### DATA PROVIDED

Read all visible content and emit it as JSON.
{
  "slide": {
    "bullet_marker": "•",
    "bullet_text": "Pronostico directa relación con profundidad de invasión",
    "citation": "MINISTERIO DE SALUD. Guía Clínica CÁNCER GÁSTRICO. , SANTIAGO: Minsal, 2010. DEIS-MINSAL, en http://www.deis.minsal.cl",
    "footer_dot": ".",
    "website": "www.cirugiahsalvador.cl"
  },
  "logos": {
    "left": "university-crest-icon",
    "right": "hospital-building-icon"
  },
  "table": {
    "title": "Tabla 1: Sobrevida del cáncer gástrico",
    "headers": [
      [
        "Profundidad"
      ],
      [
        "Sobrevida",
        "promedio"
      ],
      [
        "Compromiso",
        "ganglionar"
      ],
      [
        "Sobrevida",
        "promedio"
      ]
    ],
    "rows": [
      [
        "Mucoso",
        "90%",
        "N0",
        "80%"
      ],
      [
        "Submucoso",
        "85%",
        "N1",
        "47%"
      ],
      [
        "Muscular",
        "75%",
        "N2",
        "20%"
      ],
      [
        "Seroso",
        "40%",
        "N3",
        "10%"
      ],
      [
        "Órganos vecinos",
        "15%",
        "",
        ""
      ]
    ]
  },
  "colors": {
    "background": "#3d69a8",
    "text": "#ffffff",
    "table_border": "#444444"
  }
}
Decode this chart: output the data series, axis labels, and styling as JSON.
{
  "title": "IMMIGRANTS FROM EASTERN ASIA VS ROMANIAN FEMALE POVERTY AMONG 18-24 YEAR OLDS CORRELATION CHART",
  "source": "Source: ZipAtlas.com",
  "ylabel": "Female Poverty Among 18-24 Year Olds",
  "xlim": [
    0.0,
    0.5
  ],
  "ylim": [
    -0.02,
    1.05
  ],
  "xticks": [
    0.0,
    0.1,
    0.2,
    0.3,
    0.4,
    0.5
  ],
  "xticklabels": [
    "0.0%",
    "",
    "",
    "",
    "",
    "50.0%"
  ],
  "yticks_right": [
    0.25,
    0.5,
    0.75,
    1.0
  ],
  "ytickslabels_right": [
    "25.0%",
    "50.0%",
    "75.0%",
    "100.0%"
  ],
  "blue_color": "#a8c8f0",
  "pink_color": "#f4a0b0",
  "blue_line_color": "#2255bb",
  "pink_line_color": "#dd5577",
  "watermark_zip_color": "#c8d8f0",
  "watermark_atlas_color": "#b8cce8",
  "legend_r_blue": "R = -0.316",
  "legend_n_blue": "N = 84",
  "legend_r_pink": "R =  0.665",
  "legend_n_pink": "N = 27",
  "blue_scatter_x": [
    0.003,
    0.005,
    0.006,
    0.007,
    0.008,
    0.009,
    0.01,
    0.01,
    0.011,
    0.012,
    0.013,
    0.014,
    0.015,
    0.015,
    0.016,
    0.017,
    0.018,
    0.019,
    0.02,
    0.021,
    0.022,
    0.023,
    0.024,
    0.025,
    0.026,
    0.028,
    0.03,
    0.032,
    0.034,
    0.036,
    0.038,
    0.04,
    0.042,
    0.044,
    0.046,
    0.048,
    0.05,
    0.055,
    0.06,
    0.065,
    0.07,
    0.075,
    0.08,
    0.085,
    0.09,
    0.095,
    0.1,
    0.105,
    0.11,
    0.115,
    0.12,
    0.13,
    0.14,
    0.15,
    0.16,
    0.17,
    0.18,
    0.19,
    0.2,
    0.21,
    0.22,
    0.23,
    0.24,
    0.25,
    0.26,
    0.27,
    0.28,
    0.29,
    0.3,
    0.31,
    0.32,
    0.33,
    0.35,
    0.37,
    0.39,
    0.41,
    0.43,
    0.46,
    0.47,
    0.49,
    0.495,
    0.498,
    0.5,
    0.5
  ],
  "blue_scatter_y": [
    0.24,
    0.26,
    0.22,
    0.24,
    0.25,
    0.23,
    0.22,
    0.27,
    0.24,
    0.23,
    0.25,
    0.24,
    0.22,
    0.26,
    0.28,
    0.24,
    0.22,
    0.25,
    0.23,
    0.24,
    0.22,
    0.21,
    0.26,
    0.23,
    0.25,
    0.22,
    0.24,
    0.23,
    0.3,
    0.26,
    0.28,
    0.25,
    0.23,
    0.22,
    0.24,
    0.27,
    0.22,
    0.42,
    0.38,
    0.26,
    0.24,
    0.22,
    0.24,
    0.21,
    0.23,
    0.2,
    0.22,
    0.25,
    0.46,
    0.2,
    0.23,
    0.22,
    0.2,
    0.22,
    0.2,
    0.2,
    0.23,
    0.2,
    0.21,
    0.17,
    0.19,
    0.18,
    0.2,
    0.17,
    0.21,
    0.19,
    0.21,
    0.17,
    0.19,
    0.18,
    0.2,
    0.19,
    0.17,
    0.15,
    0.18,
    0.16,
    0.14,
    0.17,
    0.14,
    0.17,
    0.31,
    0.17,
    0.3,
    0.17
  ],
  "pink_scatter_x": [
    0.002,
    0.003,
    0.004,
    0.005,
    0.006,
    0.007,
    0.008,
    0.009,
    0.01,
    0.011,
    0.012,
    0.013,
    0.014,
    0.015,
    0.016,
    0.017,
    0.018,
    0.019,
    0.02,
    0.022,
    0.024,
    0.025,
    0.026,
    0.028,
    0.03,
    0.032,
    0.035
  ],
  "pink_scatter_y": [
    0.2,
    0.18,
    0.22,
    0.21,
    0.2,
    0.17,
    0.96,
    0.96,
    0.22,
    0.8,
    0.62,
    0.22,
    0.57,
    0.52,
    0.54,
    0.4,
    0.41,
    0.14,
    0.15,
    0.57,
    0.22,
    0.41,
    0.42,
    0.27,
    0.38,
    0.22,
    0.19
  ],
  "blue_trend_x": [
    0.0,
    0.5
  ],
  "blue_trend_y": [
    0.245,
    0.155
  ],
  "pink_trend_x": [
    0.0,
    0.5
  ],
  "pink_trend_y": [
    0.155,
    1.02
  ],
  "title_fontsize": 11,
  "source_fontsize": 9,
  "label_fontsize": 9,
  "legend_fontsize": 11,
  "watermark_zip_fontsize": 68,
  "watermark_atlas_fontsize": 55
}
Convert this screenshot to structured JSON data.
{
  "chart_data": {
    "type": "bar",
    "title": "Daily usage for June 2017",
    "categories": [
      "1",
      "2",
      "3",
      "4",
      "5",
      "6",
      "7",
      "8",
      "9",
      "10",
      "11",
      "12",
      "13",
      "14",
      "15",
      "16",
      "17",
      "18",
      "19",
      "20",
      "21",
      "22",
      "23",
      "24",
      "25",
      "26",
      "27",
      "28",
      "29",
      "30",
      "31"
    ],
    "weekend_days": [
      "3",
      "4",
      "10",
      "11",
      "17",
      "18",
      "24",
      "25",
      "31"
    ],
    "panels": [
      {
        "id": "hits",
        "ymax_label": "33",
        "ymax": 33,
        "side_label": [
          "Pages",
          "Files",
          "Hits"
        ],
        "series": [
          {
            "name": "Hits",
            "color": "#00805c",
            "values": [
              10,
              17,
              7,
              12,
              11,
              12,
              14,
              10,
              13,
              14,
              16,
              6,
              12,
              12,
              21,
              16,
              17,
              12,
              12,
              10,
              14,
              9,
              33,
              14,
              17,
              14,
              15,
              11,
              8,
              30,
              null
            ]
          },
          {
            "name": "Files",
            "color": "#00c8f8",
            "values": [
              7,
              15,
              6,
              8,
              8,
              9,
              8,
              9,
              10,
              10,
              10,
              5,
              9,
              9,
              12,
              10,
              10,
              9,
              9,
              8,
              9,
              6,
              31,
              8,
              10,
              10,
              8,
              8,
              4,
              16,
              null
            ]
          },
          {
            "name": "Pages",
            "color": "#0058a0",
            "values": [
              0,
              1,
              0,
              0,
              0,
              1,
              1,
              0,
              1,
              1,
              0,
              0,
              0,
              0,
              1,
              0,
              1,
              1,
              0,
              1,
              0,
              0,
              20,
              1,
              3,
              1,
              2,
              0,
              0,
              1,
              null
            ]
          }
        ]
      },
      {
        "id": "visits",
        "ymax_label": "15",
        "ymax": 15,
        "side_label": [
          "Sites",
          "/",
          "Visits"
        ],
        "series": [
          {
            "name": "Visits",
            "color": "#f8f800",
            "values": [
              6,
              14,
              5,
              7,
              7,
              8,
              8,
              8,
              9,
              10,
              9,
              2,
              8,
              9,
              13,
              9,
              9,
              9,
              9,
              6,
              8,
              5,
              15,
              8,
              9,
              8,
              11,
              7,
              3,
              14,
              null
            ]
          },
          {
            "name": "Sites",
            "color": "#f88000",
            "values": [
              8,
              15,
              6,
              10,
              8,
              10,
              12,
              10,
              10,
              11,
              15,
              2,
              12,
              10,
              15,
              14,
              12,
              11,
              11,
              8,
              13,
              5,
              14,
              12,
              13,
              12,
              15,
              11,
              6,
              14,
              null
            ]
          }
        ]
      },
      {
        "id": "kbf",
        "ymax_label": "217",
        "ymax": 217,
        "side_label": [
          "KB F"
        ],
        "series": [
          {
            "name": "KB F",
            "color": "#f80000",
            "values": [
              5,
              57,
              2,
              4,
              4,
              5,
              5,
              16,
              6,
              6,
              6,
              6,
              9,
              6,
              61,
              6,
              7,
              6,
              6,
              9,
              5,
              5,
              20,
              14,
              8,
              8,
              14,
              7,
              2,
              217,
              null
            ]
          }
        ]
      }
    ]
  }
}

######

-- TO BE DONE --
List each line of the entries that holds the string "icon".

-- ANSWER TO THIS TASK --
    "left": "university-crest-icon",
    "right": "hospital-building-icon"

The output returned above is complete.